__Material shown__:

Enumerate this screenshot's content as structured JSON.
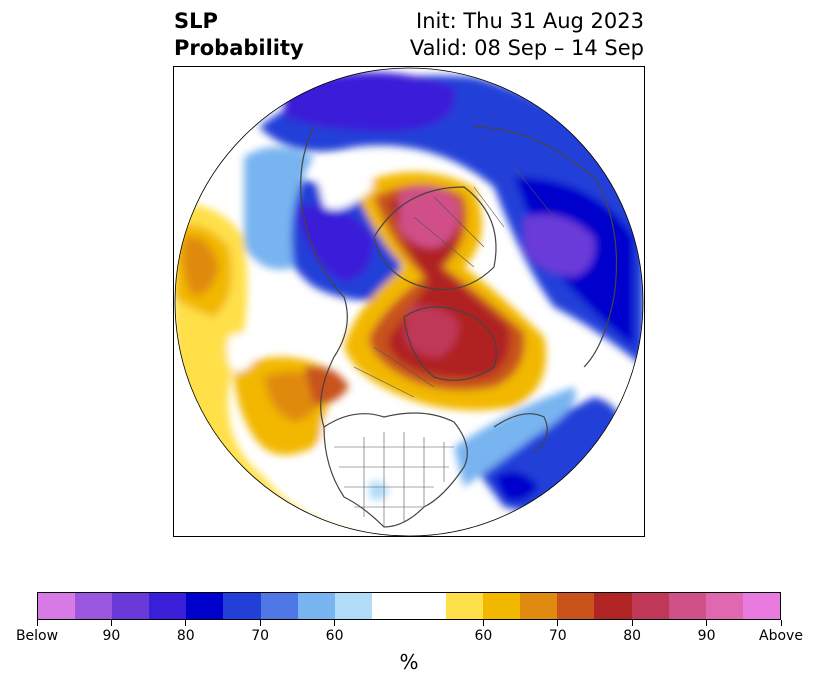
{
  "title": {
    "left_line1": "SLP",
    "left_line2": "Probability",
    "right_line1": "Init: Thu 31 Aug 2023",
    "right_line2": "Valid: 08 Sep – 14 Sep"
  },
  "map": {
    "projection": "north-polar-stereographic",
    "variable": "sea level pressure probability",
    "features": [
      {
        "region": "Central Siberia / Asian Arctic",
        "category": "Above",
        "max_level": 90
      },
      {
        "region": "Greenland / Canadian Arctic",
        "category": "Above",
        "max_level": 80
      },
      {
        "region": "Gulf of Alaska / NE Pacific",
        "category": "Above",
        "max_level": 70
      },
      {
        "region": "Western Russia / Europe",
        "category": "Below",
        "max_level": 90
      },
      {
        "region": "Northeast Asia / Bering",
        "category": "Below",
        "max_level": 80
      },
      {
        "region": "North Atlantic",
        "category": "Below",
        "max_level": 80
      },
      {
        "region": "Northern Pacific",
        "category": "Above",
        "max_level": 70
      }
    ]
  },
  "colorbar": {
    "colors": [
      "#d87ae6",
      "#9b56e0",
      "#6a3ad8",
      "#3a1fd8",
      "#0000cc",
      "#2240d8",
      "#4f78e6",
      "#78b4f0",
      "#b0dcf8",
      "#ffffff",
      "#ffffff",
      "#ffe04a",
      "#f2b800",
      "#e08a10",
      "#c8521a",
      "#b02424",
      "#c03858",
      "#d05088",
      "#e068b0",
      "#e87ae0"
    ],
    "tick_labels": [
      "Below",
      "90",
      "80",
      "70",
      "60",
      "60",
      "70",
      "80",
      "90",
      "Above"
    ],
    "unit_label": "%"
  }
}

__Do this__:
What comes back should match the records exactly, minus any pictures.

__Output__:
Enumerate this screenshot's content as structured JSON.
{
  "title": {
    "left_line1": "SLP",
    "left_line2": "Probability",
    "right_line1": "Init: Thu 31 Aug 2023",
    "right_line2": "Valid: 08 Sep – 14 Sep"
  },
  "map": {
    "projection": "north-polar-stereographic",
    "variable": "sea level pressure probability",
    "features": [
      {
        "region": "Central Siberia / Asian Arctic",
        "category": "Above",
        "max_level": 90
      },
      {
        "region": "Greenland / Canadian Arctic",
        "category": "Above",
        "max_level": 80
      },
      {
        "region": "Gulf of Alaska / NE Pacific",
        "category": "Above",
        "max_level": 70
      },
      {
        "region": "Western Russia / Europe",
        "category": "Below",
        "max_level": 90
      },
      {
        "region": "Northeast Asia / Bering",
        "category": "Below",
        "max_level": 80
      },
      {
        "region": "North Atlantic",
        "category": "Below",
        "max_level": 80
      },
      {
        "region": "Northern Pacific",
        "category": "Above",
        "max_level": 70
      }
    ]
  },
  "colorbar": {
    "colors": [
      "#d87ae6",
      "#9b56e0",
      "#6a3ad8",
      "#3a1fd8",
      "#0000cc",
      "#2240d8",
      "#4f78e6",
      "#78b4f0",
      "#b0dcf8",
      "#ffffff",
      "#ffffff",
      "#ffe04a",
      "#f2b800",
      "#e08a10",
      "#c8521a",
      "#b02424",
      "#c03858",
      "#d05088",
      "#e068b0",
      "#e87ae0"
    ],
    "tick_labels": [
      "Below",
      "90",
      "80",
      "70",
      "60",
      "60",
      "70",
      "80",
      "90",
      "Above"
    ],
    "unit_label": "%"
  }
}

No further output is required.